Skip the pictures. Reproduce all other material exactly.
┌────────
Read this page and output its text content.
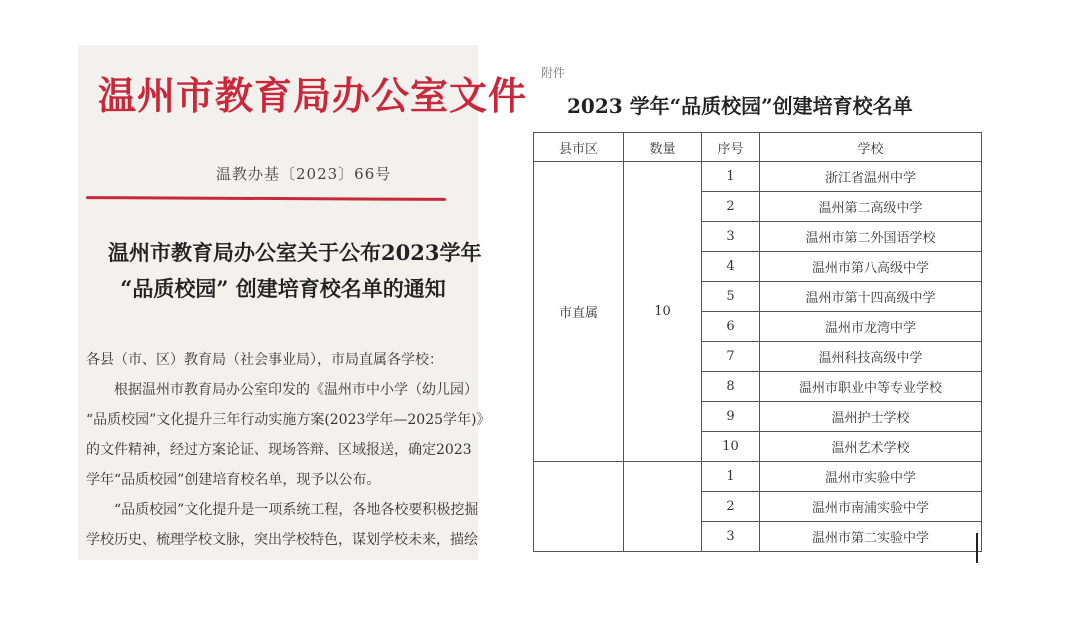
温州市教育局办公室文件
温教办基〔2023〕66号
温州市教育局办公室关于公布2023学年
“品质校园” 创建培育校名单的通知

各县（市、区）教育局（社会事业局），市局直属各学校：

根据温州市教育局办公室印发的《温州市中小学（幼儿园）

“品质校园”文化提升三年行动实施方案(2023学年—2025学年)》

的文件精神，经过方案论证、现场答辩、区域报送，确定2023

学年“品质校园”创建培育校名单，现予以公布。

“品质校园”文化提升是一项系统工程，各地各校要积极挖掘

学校历史、梳理学校文脉，突出学校特色，谋划学校未来，描绘

附件
2023 学年“品质校园”创建培育校名单
县市区	数量	序号	学校
市直属	10	1	浙江省温州中学
		2	温州第二高级中学
		3	温州市第二外国语学校
		4	温州市第八高级中学
		5	温州市第十四高级中学
		6	温州市龙湾中学
		7	温州科技高级中学
		8	温州市职业中等专业学校
		9	温州护士学校
		10	温州艺术学校
		1	温州市实验中学
		2	温州市南浦实验中学
		3	温州市第二实验中学
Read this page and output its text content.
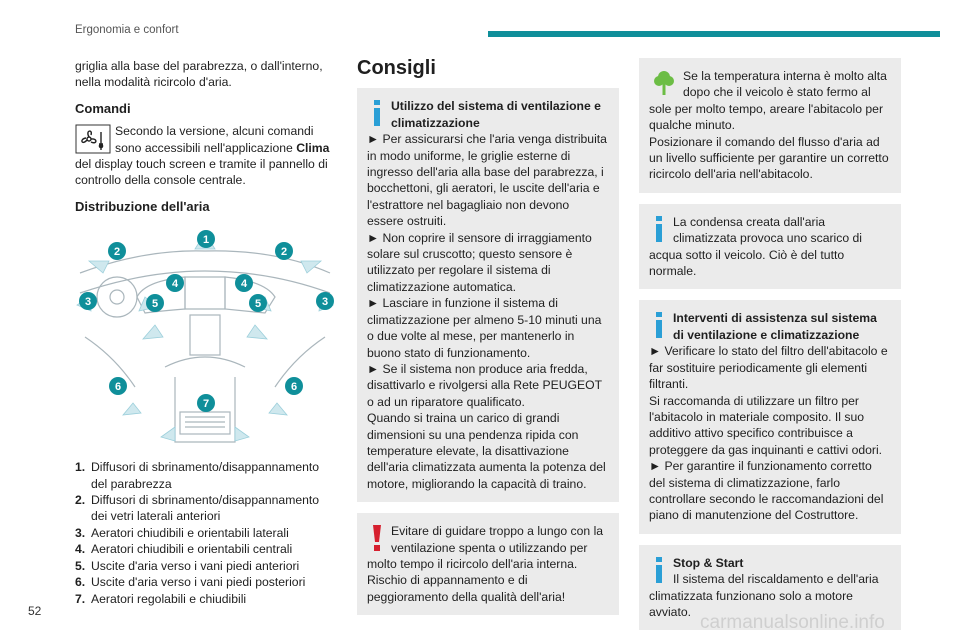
Ergonomia e confort

griglia alla base del parabrezza, o dall'interno, nella modalità ricircolo d'aria.

Comandi
Secondo la versione, alcuni comandi sono accessibili nell'applicazione Clima del display touch screen e tramite il pannello di controllo della console centrale.
Distribuzione dell'aria
1
2	2
3	3
4	4
5	5
6	6
7
1. Diffusori di sbrinamento/disappannamento del parabrezza
2. Diffusori di sbrinamento/disappannamento dei vetri laterali anteriori
3. Aeratori chiudibili e orientabili laterali
4. Aeratori chiudibili e orientabili centrali
5. Uscite d'aria verso i vani piedi anteriori
6. Uscite d'aria verso i vani piedi posteriori
7. Aeratori regolabili e chiudibili
Consigli
Utilizzo del sistema di ventilazione e climatizzazione

► Per assicurarsi che l'aria venga distribuita in modo uniforme, le griglie esterne di ingresso dell'aria alla base del parabrezza, i bocchettoni, gli aeratori, le uscite dell'aria e l'estrattore nel bagagliaio non devono essere ostruiti.

► Non coprire il sensore di irraggiamento solare sul cruscotto; questo sensore è utilizzato per regolare il sistema di climatizzazione automatica.

► Lasciare in funzione il sistema di climatizzazione per almeno 5-10 minuti una o due volte al mese, per mantenerlo in buono stato di funzionamento.

► Se il sistema non produce aria fredda, disattivarlo e rivolgersi alla Rete PEUGEOT o ad un riparatore qualificato.

Quando si traina un carico di grandi dimensioni su una pendenza ripida con temperature elevate, la disattivazione dell'aria climatizzata aumenta la potenza del motore, migliorando la capacità di traino.

Evitare di guidare troppo a lungo con la ventilazione spenta o utilizzando per molto tempo il ricircolo dell'aria interna. Rischio di appannamento e di peggioramento della qualità dell'aria!

Se la temperatura interna è molto alta dopo che il veicolo è stato fermo al sole per molto tempo, areare l'abitacolo per qualche minuto.

Posizionare il comando del flusso d'aria ad un livello sufficiente per garantire un corretto ricircolo dell'aria nell'abitacolo.

La condensa creata dall'aria climatizzata provoca uno scarico di acqua sotto il veicolo. Ciò è del tutto normale.

Interventi di assistenza sul sistema di ventilazione e climatizzazione

► Verificare lo stato del filtro dell'abitacolo e far sostituire periodicamente gli elementi filtranti.

Si raccomanda di utilizzare un filtro per l'abitacolo in materiale composito. Il suo additivo attivo specifico contribuisce a proteggere da gas inquinanti e cattivi odori.

► Per garantire il funzionamento corretto del sistema di climatizzazione, farlo controllare secondo le raccomandazioni del piano di manutenzione del Costruttore.

Stop & Start

Il sistema del riscaldamento e dell'aria climatizzata funzionano solo a motore avviato.

52
carmanualsonline.info
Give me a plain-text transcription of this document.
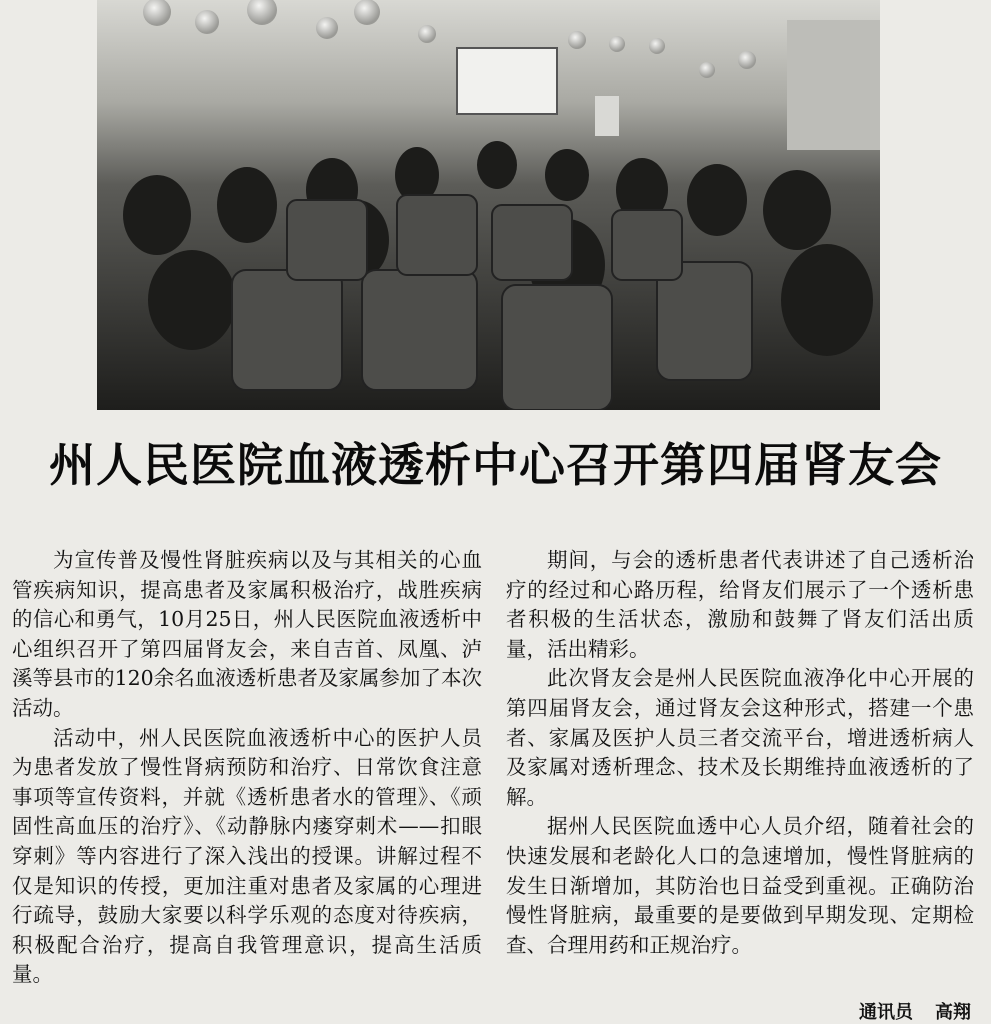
州人民医院血液透析中心召开第四届肾友会

为宣传普及慢性肾脏疾病以及与其相关的心血管疾病知识，提高患者及家属积极治疗，战胜疾病的信心和勇气，10月25日，州人民医院血液透析中心组织召开了第四届肾友会，来自吉首、凤凰、泸溪等县市的120余名血液透析患者及家属参加了本次活动。

活动中，州人民医院血液透析中心的医护人员为患者发放了慢性肾病预防和治疗、日常饮食注意事项等宣传资料，并就《透析患者水的管理》、《顽固性高血压的治疗》、《动静脉内瘘穿刺术——扣眼穿刺》等内容进行了深入浅出的授课。讲解过程不仅是知识的传授，更加注重对患者及家属的心理进行疏导，鼓励大家要以科学乐观的态度对待疾病，积极配合治疗，提高自我管理意识，提高生活质量。

期间，与会的透析患者代表讲述了自己透析治疗的经过和心路历程，给肾友们展示了一个透析患者积极的生活状态，激励和鼓舞了肾友们活出质量，活出精彩。

此次肾友会是州人民医院血液净化中心开展的第四届肾友会，通过肾友会这种形式，搭建一个患者、家属及医护人员三者交流平台，增进透析病人及家属对透析理念、技术及长期维持血液透析的了解。

据州人民医院血透中心人员介绍，随着社会的快速发展和老龄化人口的急速增加，慢性肾脏病的发生日渐增加，其防治也日益受到重视。正确防治慢性肾脏病，最重要的是要做到早期发现、定期检查、合理用药和正规治疗。

通讯员 高翔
└────────
Full response ::
Read this page and output its text content.
温州市教育局办公室文件
温教办基〔2023〕66号
温州市教育局办公室关于公布2023学年
“品质校园” 创建培育校名单的通知

各县（市、区）教育局（社会事业局），市局直属各学校：

根据温州市教育局办公室印发的《温州市中小学（幼儿园）

“品质校园”文化提升三年行动实施方案(2023学年—2025学年)》

的文件精神，经过方案论证、现场答辩、区域报送，确定2023

学年“品质校园”创建培育校名单，现予以公布。

“品质校园”文化提升是一项系统工程，各地各校要积极挖掘

学校历史、梳理学校文脉，突出学校特色，谋划学校未来，描绘

附件
2023 学年“品质校园”创建培育校名单
县市区	数量	序号	学校
市直属	10	1	浙江省温州中学
		2	温州第二高级中学
		3	温州市第二外国语学校
		4	温州市第八高级中学
		5	温州市第十四高级中学
		6	温州市龙湾中学
		7	温州科技高级中学
		8	温州市职业中等专业学校
		9	温州护士学校
		10	温州艺术学校
		1	温州市实验中学
		2	温州市南浦实验中学
		3	温州市第二实验中学
Read this page and output its text content.
Ergonomia e confort

griglia alla base del parabrezza, o dall'interno, nella modalità ricircolo d'aria.

Comandi
Secondo la versione, alcuni comandi sono accessibili nell'applicazione Clima del display touch screen e tramite il pannello di controllo della console centrale.
Distribuzione dell'aria
1
2	2
3	3
4	4
5	5
6	6
7
1. Diffusori di sbrinamento/disappannamento del parabrezza
2. Diffusori di sbrinamento/disappannamento dei vetri laterali anteriori
3. Aeratori chiudibili e orientabili laterali
4. Aeratori chiudibili e orientabili centrali
5. Uscite d'aria verso i vani piedi anteriori
6. Uscite d'aria verso i vani piedi posteriori
7. Aeratori regolabili e chiudibili
Consigli
Utilizzo del sistema di ventilazione e climatizzazione

► Per assicurarsi che l'aria venga distribuita in modo uniforme, le griglie esterne di ingresso dell'aria alla base del parabrezza, i bocchettoni, gli aeratori, le uscite dell'aria e l'estrattore nel bagagliaio non devono essere ostruiti.

► Non coprire il sensore di irraggiamento solare sul cruscotto; questo sensore è utilizzato per regolare il sistema di climatizzazione automatica.

► Lasciare in funzione il sistema di climatizzazione per almeno 5-10 minuti una o due volte al mese, per mantenerlo in buono stato di funzionamento.

► Se il sistema non produce aria fredda, disattivarlo e rivolgersi alla Rete PEUGEOT o ad un riparatore qualificato.

Quando si traina un carico di grandi dimensioni su una pendenza ripida con temperature elevate, la disattivazione dell'aria climatizzata aumenta la potenza del motore, migliorando la capacità di traino.

Evitare di guidare troppo a lungo con la ventilazione spenta o utilizzando per molto tempo il ricircolo dell'aria interna. Rischio di appannamento e di peggioramento della qualità dell'aria!

Se la temperatura interna è molto alta dopo che il veicolo è stato fermo al sole per molto tempo, areare l'abitacolo per qualche minuto.

Posizionare il comando del flusso d'aria ad un livello sufficiente per garantire un corretto ricircolo dell'aria nell'abitacolo.

La condensa creata dall'aria climatizzata provoca uno scarico di acqua sotto il veicolo. Ciò è del tutto normale.

Interventi di assistenza sul sistema di ventilazione e climatizzazione

► Verificare lo stato del filtro dell'abitacolo e far sostituire periodicamente gli elementi filtranti.

Si raccomanda di utilizzare un filtro per l'abitacolo in materiale composito. Il suo additivo attivo specifico contribuisce a proteggere da gas inquinanti e cattivi odori.

► Per garantire il funzionamento corretto del sistema di climatizzazione, farlo controllare secondo le raccomandazioni del piano di manutenzione del Costruttore.

Stop & Start

Il sistema del riscaldamento e dell'aria climatizzata funzionano solo a motore avviato.

52
carmanualsonline.info
Give me a plain-text transcription of this document.
州人民医院血液透析中心召开第四届肾友会

为宣传普及慢性肾脏疾病以及与其相关的心血管疾病知识，提高患者及家属积极治疗，战胜疾病的信心和勇气，10月25日，州人民医院血液透析中心组织召开了第四届肾友会，来自吉首、凤凰、泸溪等县市的120余名血液透析患者及家属参加了本次活动。

活动中，州人民医院血液透析中心的医护人员为患者发放了慢性肾病预防和治疗、日常饮食注意事项等宣传资料，并就《透析患者水的管理》、《顽固性高血压的治疗》、《动静脉内瘘穿刺术——扣眼穿刺》等内容进行了深入浅出的授课。讲解过程不仅是知识的传授，更加注重对患者及家属的心理进行疏导，鼓励大家要以科学乐观的态度对待疾病，积极配合治疗，提高自我管理意识，提高生活质量。

期间，与会的透析患者代表讲述了自己透析治疗的经过和心路历程，给肾友们展示了一个透析患者积极的生活状态，激励和鼓舞了肾友们活出质量，活出精彩。

此次肾友会是州人民医院血液净化中心开展的第四届肾友会，通过肾友会这种形式，搭建一个患者、家属及医护人员三者交流平台，增进透析病人及家属对透析理念、技术及长期维持血液透析的了解。

据州人民医院血透中心人员介绍，随着社会的快速发展和老龄化人口的急速增加，慢性肾脏病的发生日渐增加，其防治也日益受到重视。正确防治慢性肾脏病，最重要的是要做到早期发现、定期检查、合理用药和正规治疗。

通讯员 高翔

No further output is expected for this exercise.